### TRY IT:
All of the data should be reproduced word for word, though its pictures must be omitted.

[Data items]
- Opening Delimiter -
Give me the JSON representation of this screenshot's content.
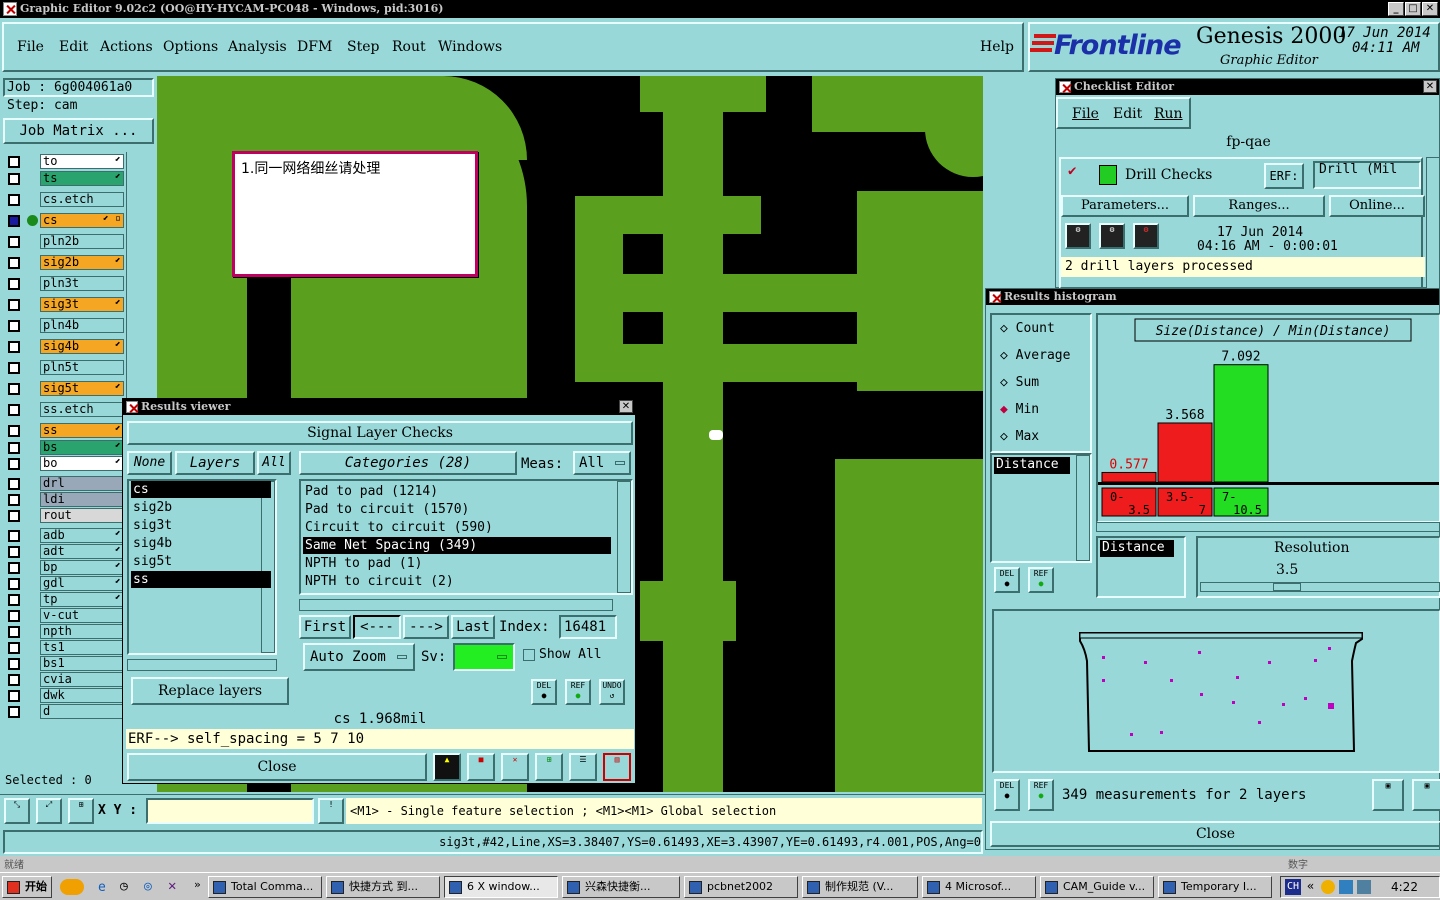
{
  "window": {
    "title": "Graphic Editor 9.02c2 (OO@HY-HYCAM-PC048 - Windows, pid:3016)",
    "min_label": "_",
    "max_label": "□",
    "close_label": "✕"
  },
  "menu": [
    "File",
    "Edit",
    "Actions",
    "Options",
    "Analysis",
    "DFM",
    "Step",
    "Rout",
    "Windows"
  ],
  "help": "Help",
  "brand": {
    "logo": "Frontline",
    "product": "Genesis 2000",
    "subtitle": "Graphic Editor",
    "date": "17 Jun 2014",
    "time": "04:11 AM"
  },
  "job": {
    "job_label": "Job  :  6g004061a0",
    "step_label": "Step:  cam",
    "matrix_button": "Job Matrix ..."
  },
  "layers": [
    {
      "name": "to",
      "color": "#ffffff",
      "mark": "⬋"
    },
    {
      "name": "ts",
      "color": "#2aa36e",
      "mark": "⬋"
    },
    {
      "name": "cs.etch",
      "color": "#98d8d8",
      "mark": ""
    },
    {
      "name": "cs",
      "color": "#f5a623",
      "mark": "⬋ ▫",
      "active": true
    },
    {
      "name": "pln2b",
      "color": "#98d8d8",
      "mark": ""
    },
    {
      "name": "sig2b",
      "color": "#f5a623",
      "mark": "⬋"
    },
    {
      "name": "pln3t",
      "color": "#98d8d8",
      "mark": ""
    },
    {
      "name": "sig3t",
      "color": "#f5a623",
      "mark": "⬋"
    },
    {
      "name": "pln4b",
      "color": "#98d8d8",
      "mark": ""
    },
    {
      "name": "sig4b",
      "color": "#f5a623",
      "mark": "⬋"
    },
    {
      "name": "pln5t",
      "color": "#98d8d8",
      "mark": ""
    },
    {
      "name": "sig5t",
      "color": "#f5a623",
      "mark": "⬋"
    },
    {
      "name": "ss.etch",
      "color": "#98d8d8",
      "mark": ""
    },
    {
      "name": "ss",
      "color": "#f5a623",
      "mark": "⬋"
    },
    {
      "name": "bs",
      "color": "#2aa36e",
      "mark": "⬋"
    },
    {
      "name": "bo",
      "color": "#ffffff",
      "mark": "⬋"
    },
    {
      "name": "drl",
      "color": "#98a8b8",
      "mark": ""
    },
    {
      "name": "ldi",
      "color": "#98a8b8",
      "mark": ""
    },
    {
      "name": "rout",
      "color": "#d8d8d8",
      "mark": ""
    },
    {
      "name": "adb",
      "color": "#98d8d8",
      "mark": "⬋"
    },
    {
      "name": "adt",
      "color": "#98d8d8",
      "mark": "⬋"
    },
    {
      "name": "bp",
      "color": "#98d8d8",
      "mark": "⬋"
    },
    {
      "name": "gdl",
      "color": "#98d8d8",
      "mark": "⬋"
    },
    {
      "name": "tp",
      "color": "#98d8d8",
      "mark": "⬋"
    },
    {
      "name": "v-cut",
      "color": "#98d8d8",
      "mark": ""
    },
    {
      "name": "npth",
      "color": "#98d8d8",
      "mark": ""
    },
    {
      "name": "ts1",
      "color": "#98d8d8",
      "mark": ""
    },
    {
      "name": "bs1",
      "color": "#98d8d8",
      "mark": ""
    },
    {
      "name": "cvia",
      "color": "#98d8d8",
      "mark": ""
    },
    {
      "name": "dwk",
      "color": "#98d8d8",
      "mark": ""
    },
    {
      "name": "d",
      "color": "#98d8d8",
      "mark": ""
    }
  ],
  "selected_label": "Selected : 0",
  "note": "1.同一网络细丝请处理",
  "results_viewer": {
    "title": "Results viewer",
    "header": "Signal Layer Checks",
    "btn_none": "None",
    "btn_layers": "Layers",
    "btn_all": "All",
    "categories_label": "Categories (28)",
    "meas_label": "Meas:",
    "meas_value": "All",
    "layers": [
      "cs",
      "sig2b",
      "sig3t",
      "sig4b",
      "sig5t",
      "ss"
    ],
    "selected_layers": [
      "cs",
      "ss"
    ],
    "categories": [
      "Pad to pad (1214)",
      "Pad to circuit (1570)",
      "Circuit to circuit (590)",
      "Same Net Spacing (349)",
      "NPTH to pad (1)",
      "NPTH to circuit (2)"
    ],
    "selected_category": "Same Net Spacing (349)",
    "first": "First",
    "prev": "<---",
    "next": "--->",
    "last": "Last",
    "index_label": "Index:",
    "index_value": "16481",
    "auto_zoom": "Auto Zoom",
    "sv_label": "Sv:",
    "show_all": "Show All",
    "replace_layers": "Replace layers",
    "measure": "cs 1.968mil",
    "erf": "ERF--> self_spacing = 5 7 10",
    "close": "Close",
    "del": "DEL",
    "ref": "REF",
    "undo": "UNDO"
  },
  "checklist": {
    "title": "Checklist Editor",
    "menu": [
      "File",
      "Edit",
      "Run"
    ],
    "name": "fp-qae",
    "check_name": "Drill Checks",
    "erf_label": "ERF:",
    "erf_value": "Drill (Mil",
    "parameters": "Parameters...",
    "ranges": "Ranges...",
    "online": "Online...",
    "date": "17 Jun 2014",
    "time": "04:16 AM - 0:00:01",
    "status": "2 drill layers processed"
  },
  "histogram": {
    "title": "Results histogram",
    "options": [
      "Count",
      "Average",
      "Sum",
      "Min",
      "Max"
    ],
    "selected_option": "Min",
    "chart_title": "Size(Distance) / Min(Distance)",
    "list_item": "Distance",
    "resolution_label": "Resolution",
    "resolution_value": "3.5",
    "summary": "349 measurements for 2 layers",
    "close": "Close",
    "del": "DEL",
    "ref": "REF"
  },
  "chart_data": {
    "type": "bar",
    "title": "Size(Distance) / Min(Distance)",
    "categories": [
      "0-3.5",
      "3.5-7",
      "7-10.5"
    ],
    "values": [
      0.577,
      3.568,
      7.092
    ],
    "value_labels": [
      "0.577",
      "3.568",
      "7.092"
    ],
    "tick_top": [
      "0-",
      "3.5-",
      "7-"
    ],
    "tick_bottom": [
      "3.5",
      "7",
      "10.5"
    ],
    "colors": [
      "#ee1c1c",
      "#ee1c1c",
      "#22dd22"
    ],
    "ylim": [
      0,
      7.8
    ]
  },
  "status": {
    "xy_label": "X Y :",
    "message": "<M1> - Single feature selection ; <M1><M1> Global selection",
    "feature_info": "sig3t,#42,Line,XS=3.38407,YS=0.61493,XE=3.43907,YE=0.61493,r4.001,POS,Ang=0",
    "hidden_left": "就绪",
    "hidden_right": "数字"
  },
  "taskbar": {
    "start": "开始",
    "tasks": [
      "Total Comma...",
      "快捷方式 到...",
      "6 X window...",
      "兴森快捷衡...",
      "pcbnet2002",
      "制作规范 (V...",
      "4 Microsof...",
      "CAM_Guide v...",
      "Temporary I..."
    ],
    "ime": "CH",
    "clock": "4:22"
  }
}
- Closing Delimiter -
### ANSWER FOR THE TASK:
Give me the JSON representation of this screenshot's content.
{
  "window": {
    "title": "Graphic Editor 9.02c2 (OO@HY-HYCAM-PC048 - Windows, pid:3016)",
    "min_label": "_",
    "max_label": "□",
    "close_label": "✕"
  },
  "menu": [
    "File",
    "Edit",
    "Actions",
    "Options",
    "Analysis",
    "DFM",
    "Step",
    "Rout",
    "Windows"
  ],
  "help": "Help",
  "brand": {
    "logo": "Frontline",
    "product": "Genesis 2000",
    "subtitle": "Graphic Editor",
    "date": "17 Jun 2014",
    "time": "04:11 AM"
  },
  "job": {
    "job_label": "Job  :  6g004061a0",
    "step_label": "Step:  cam",
    "matrix_button": "Job Matrix ..."
  },
  "layers": [
    {
      "name": "to",
      "color": "#ffffff",
      "mark": "⬋"
    },
    {
      "name": "ts",
      "color": "#2aa36e",
      "mark": "⬋"
    },
    {
      "name": "cs.etch",
      "color": "#98d8d8",
      "mark": ""
    },
    {
      "name": "cs",
      "color": "#f5a623",
      "mark": "⬋ ▫",
      "active": true
    },
    {
      "name": "pln2b",
      "color": "#98d8d8",
      "mark": ""
    },
    {
      "name": "sig2b",
      "color": "#f5a623",
      "mark": "⬋"
    },
    {
      "name": "pln3t",
      "color": "#98d8d8",
      "mark": ""
    },
    {
      "name": "sig3t",
      "color": "#f5a623",
      "mark": "⬋"
    },
    {
      "name": "pln4b",
      "color": "#98d8d8",
      "mark": ""
    },
    {
      "name": "sig4b",
      "color": "#f5a623",
      "mark": "⬋"
    },
    {
      "name": "pln5t",
      "color": "#98d8d8",
      "mark": ""
    },
    {
      "name": "sig5t",
      "color": "#f5a623",
      "mark": "⬋"
    },
    {
      "name": "ss.etch",
      "color": "#98d8d8",
      "mark": ""
    },
    {
      "name": "ss",
      "color": "#f5a623",
      "mark": "⬋"
    },
    {
      "name": "bs",
      "color": "#2aa36e",
      "mark": "⬋"
    },
    {
      "name": "bo",
      "color": "#ffffff",
      "mark": "⬋"
    },
    {
      "name": "drl",
      "color": "#98a8b8",
      "mark": ""
    },
    {
      "name": "ldi",
      "color": "#98a8b8",
      "mark": ""
    },
    {
      "name": "rout",
      "color": "#d8d8d8",
      "mark": ""
    },
    {
      "name": "adb",
      "color": "#98d8d8",
      "mark": "⬋"
    },
    {
      "name": "adt",
      "color": "#98d8d8",
      "mark": "⬋"
    },
    {
      "name": "bp",
      "color": "#98d8d8",
      "mark": "⬋"
    },
    {
      "name": "gdl",
      "color": "#98d8d8",
      "mark": "⬋"
    },
    {
      "name": "tp",
      "color": "#98d8d8",
      "mark": "⬋"
    },
    {
      "name": "v-cut",
      "color": "#98d8d8",
      "mark": ""
    },
    {
      "name": "npth",
      "color": "#98d8d8",
      "mark": ""
    },
    {
      "name": "ts1",
      "color": "#98d8d8",
      "mark": ""
    },
    {
      "name": "bs1",
      "color": "#98d8d8",
      "mark": ""
    },
    {
      "name": "cvia",
      "color": "#98d8d8",
      "mark": ""
    },
    {
      "name": "dwk",
      "color": "#98d8d8",
      "mark": ""
    },
    {
      "name": "d",
      "color": "#98d8d8",
      "mark": ""
    }
  ],
  "selected_label": "Selected : 0",
  "note": "1.同一网络细丝请处理",
  "results_viewer": {
    "title": "Results viewer",
    "header": "Signal Layer Checks",
    "btn_none": "None",
    "btn_layers": "Layers",
    "btn_all": "All",
    "categories_label": "Categories (28)",
    "meas_label": "Meas:",
    "meas_value": "All",
    "layers": [
      "cs",
      "sig2b",
      "sig3t",
      "sig4b",
      "sig5t",
      "ss"
    ],
    "selected_layers": [
      "cs",
      "ss"
    ],
    "categories": [
      "Pad to pad (1214)",
      "Pad to circuit (1570)",
      "Circuit to circuit (590)",
      "Same Net Spacing (349)",
      "NPTH to pad (1)",
      "NPTH to circuit (2)"
    ],
    "selected_category": "Same Net Spacing (349)",
    "first": "First",
    "prev": "<---",
    "next": "--->",
    "last": "Last",
    "index_label": "Index:",
    "index_value": "16481",
    "auto_zoom": "Auto Zoom",
    "sv_label": "Sv:",
    "show_all": "Show All",
    "replace_layers": "Replace layers",
    "measure": "cs 1.968mil",
    "erf": "ERF--> self_spacing = 5 7 10",
    "close": "Close",
    "del": "DEL",
    "ref": "REF",
    "undo": "UNDO"
  },
  "checklist": {
    "title": "Checklist Editor",
    "menu": [
      "File",
      "Edit",
      "Run"
    ],
    "name": "fp-qae",
    "check_name": "Drill Checks",
    "erf_label": "ERF:",
    "erf_value": "Drill (Mil",
    "parameters": "Parameters...",
    "ranges": "Ranges...",
    "online": "Online...",
    "date": "17 Jun 2014",
    "time": "04:16 AM - 0:00:01",
    "status": "2 drill layers processed"
  },
  "histogram": {
    "title": "Results histogram",
    "options": [
      "Count",
      "Average",
      "Sum",
      "Min",
      "Max"
    ],
    "selected_option": "Min",
    "chart_title": "Size(Distance) / Min(Distance)",
    "list_item": "Distance",
    "resolution_label": "Resolution",
    "resolution_value": "3.5",
    "summary": "349 measurements for 2 layers",
    "close": "Close",
    "del": "DEL",
    "ref": "REF"
  },
  "chart_data": {
    "type": "bar",
    "title": "Size(Distance) / Min(Distance)",
    "categories": [
      "0-3.5",
      "3.5-7",
      "7-10.5"
    ],
    "values": [
      0.577,
      3.568,
      7.092
    ],
    "value_labels": [
      "0.577",
      "3.568",
      "7.092"
    ],
    "tick_top": [
      "0-",
      "3.5-",
      "7-"
    ],
    "tick_bottom": [
      "3.5",
      "7",
      "10.5"
    ],
    "colors": [
      "#ee1c1c",
      "#ee1c1c",
      "#22dd22"
    ],
    "ylim": [
      0,
      7.8
    ]
  },
  "status": {
    "xy_label": "X Y :",
    "message": "<M1> - Single feature selection ; <M1><M1> Global selection",
    "feature_info": "sig3t,#42,Line,XS=3.38407,YS=0.61493,XE=3.43907,YE=0.61493,r4.001,POS,Ang=0",
    "hidden_left": "就绪",
    "hidden_right": "数字"
  },
  "taskbar": {
    "start": "开始",
    "tasks": [
      "Total Comma...",
      "快捷方式 到...",
      "6 X window...",
      "兴森快捷衡...",
      "pcbnet2002",
      "制作规范 (V...",
      "4 Microsof...",
      "CAM_Guide v...",
      "Temporary I..."
    ],
    "ime": "CH",
    "clock": "4:22"
  }
}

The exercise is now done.